■ Data records ■
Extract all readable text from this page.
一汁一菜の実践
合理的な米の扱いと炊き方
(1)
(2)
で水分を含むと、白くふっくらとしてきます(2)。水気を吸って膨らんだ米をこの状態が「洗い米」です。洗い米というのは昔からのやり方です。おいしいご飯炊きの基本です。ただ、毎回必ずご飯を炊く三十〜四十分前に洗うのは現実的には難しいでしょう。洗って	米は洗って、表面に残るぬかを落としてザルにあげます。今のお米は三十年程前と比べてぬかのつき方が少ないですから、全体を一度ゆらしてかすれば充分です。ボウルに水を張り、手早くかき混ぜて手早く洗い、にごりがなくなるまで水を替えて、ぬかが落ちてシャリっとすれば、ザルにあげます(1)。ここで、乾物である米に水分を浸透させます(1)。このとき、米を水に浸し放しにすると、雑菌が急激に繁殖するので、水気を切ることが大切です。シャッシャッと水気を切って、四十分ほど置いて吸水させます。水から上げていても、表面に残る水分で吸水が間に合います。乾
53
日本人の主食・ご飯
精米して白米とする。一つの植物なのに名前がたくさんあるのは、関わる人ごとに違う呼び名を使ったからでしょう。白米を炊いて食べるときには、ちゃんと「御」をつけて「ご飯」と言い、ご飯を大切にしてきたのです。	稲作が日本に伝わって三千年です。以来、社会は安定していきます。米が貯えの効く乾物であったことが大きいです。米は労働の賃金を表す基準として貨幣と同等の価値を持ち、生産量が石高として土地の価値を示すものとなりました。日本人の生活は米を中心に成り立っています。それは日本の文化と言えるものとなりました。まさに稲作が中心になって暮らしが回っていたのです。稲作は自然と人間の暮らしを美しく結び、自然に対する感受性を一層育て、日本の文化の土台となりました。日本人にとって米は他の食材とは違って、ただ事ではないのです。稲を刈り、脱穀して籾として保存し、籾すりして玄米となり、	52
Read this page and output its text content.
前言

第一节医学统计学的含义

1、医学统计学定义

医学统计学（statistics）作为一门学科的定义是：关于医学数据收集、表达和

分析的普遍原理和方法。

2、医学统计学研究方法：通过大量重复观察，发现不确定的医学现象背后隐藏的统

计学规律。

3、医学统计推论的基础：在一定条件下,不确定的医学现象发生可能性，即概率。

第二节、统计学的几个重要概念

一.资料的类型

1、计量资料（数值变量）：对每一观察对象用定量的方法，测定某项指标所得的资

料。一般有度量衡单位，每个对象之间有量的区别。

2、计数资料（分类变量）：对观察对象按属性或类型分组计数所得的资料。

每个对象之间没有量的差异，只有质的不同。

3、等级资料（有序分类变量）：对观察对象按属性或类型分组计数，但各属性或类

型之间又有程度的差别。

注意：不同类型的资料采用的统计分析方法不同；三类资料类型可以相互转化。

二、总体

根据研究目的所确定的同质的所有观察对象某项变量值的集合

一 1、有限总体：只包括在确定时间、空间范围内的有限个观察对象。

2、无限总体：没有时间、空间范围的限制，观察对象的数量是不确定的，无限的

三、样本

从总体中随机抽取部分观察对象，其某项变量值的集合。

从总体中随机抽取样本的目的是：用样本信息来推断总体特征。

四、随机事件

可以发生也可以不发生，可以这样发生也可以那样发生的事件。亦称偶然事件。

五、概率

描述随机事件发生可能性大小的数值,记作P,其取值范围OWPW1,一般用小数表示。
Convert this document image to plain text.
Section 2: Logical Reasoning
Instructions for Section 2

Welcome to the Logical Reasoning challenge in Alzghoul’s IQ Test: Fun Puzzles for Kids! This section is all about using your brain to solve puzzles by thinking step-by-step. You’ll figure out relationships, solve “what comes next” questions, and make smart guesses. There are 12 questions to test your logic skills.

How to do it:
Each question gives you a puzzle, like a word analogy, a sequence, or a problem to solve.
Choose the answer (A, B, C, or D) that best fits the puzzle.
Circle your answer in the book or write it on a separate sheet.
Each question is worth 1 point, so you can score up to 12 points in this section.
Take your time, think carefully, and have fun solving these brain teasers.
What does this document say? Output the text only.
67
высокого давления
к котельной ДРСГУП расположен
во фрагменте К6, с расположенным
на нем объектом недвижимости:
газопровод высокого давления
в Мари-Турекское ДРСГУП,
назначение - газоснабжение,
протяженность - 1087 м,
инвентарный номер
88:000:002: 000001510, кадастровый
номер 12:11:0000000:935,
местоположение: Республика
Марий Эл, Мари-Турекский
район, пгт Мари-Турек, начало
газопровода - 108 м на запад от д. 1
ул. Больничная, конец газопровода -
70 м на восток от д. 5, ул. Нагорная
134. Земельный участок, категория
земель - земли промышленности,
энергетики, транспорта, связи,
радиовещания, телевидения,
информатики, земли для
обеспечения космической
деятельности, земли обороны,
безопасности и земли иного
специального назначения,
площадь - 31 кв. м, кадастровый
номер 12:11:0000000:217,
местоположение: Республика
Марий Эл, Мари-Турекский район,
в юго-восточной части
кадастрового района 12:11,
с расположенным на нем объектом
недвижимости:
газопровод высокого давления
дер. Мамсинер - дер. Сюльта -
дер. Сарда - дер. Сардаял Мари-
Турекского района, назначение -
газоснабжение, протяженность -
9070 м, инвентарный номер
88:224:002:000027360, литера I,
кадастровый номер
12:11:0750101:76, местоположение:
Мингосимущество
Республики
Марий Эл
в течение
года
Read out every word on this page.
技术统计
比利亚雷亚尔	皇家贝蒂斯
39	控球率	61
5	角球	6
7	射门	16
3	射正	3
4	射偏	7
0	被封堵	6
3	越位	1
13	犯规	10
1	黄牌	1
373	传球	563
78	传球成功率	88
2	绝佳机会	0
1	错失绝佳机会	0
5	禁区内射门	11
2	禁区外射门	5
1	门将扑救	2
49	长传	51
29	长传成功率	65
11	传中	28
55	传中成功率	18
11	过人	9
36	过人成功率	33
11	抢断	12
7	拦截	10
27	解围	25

■ Objective ■
Write the material out again in its entirety, exactly as shown.

■ Correct response ■
Extract all readable text from this page.
一汁一菜の実践
合理的な米の扱いと炊き方
(1)
(2)
で水分を含むと、白くふっくらとしてきます(2)。水気を吸って膨らんだ米をこの状態が「洗い米」です。洗い米というのは昔からのやり方です。おいしいご飯炊きの基本です。ただ、毎回必ずご飯を炊く三十〜四十分前に洗うのは現実的には難しいでしょう。洗って	米は洗って、表面に残るぬかを落としてザルにあげます。今のお米は三十年程前と比べてぬかのつき方が少ないですから、全体を一度ゆらしてかすれば充分です。ボウルに水を張り、手早くかき混ぜて手早く洗い、にごりがなくなるまで水を替えて、ぬかが落ちてシャリっとすれば、ザルにあげます(1)。ここで、乾物である米に水分を浸透させます(1)。このとき、米を水に浸し放しにすると、雑菌が急激に繁殖するので、水気を切ることが大切です。シャッシャッと水気を切って、四十分ほど置いて吸水させます。水から上げていても、表面に残る水分で吸水が間に合います。乾
53
日本人の主食・ご飯
精米して白米とする。一つの植物なのに名前がたくさんあるのは、関わる人ごとに違う呼び名を使ったからでしょう。白米を炊いて食べるときには、ちゃんと「御」をつけて「ご飯」と言い、ご飯を大切にしてきたのです。	稲作が日本に伝わって三千年です。以来、社会は安定していきます。米が貯えの効く乾物であったことが大きいです。米は労働の賃金を表す基準として貨幣と同等の価値を持ち、生産量が石高として土地の価値を示すものとなりました。日本人の生活は米を中心に成り立っています。それは日本の文化と言えるものとなりました。まさに稲作が中心になって暮らしが回っていたのです。稲作は自然と人間の暮らしを美しく結び、自然に対する感受性を一層育て、日本の文化の土台となりました。日本人にとって米は他の食材とは違って、ただ事ではないのです。稲を刈り、脱穀して籾として保存し、籾すりして玄米となり、	52
Read this page and output its text content.
前言

第一节医学统计学的含义

1、医学统计学定义

医学统计学（statistics）作为一门学科的定义是：关于医学数据收集、表达和

分析的普遍原理和方法。

2、医学统计学研究方法：通过大量重复观察，发现不确定的医学现象背后隐藏的统

计学规律。

3、医学统计推论的基础：在一定条件下,不确定的医学现象发生可能性，即概率。

第二节、统计学的几个重要概念

一.资料的类型

1、计量资料（数值变量）：对每一观察对象用定量的方法，测定某项指标所得的资

料。一般有度量衡单位，每个对象之间有量的区别。

2、计数资料（分类变量）：对观察对象按属性或类型分组计数所得的资料。

每个对象之间没有量的差异，只有质的不同。

3、等级资料（有序分类变量）：对观察对象按属性或类型分组计数，但各属性或类

型之间又有程度的差别。

注意：不同类型的资料采用的统计分析方法不同；三类资料类型可以相互转化。

二、总体

根据研究目的所确定的同质的所有观察对象某项变量值的集合

一 1、有限总体：只包括在确定时间、空间范围内的有限个观察对象。

2、无限总体：没有时间、空间范围的限制，观察对象的数量是不确定的，无限的

三、样本

从总体中随机抽取部分观察对象，其某项变量值的集合。

从总体中随机抽取样本的目的是：用样本信息来推断总体特征。

四、随机事件

可以发生也可以不发生，可以这样发生也可以那样发生的事件。亦称偶然事件。

五、概率

描述随机事件发生可能性大小的数值,记作P,其取值范围OWPW1,一般用小数表示。
Convert this document image to plain text.
Section 2: Logical Reasoning
Instructions for Section 2

Welcome to the Logical Reasoning challenge in Alzghoul’s IQ Test: Fun Puzzles for Kids! This section is all about using your brain to solve puzzles by thinking step-by-step. You’ll figure out relationships, solve “what comes next” questions, and make smart guesses. There are 12 questions to test your logic skills.

How to do it:
Each question gives you a puzzle, like a word analogy, a sequence, or a problem to solve.
Choose the answer (A, B, C, or D) that best fits the puzzle.
Circle your answer in the book or write it on a separate sheet.
Each question is worth 1 point, so you can score up to 12 points in this section.
Take your time, think carefully, and have fun solving these brain teasers.
What does this document say? Output the text only.
67
высокого давления
к котельной ДРСГУП расположен
во фрагменте К6, с расположенным
на нем объектом недвижимости:
газопровод высокого давления
в Мари-Турекское ДРСГУП,
назначение - газоснабжение,
протяженность - 1087 м,
инвентарный номер
88:000:002: 000001510, кадастровый
номер 12:11:0000000:935,
местоположение: Республика
Марий Эл, Мари-Турекский
район, пгт Мари-Турек, начало
газопровода - 108 м на запад от д. 1
ул. Больничная, конец газопровода -
70 м на восток от д. 5, ул. Нагорная
134. Земельный участок, категория
земель - земли промышленности,
энергетики, транспорта, связи,
радиовещания, телевидения,
информатики, земли для
обеспечения космической
деятельности, земли обороны,
безопасности и земли иного
специального назначения,
площадь - 31 кв. м, кадастровый
номер 12:11:0000000:217,
местоположение: Республика
Марий Эл, Мари-Турекский район,
в юго-восточной части
кадастрового района 12:11,
с расположенным на нем объектом
недвижимости:
газопровод высокого давления
дер. Мамсинер - дер. Сюльта -
дер. Сарда - дер. Сардаял Мари-
Турекского района, назначение -
газоснабжение, протяженность -
9070 м, инвентарный номер
88:224:002:000027360, литера I,
кадастровый номер
12:11:0750101:76, местоположение:
Мингосимущество
Республики
Марий Эл
в течение
года
Read out every word on this page.
技术统计
比利亚雷亚尔	皇家贝蒂斯
39	控球率	61
5	角球	6
7	射门	16
3	射正	3
4	射偏	7
0	被封堵	6
3	越位	1
13	犯规	10
1	黄牌	1
373	传球	563
78	传球成功率	88
2	绝佳机会	0
1	错失绝佳机会	0
5	禁区内射门	11
2	禁区外射门	5
1	门将扑救	2
49	长传	51
29	长传成功率	65
11	传中	28
55	传中成功率	18
11	过人	9
36	过人成功率	33
11	抢断	12
7	拦截	10
27	解围	25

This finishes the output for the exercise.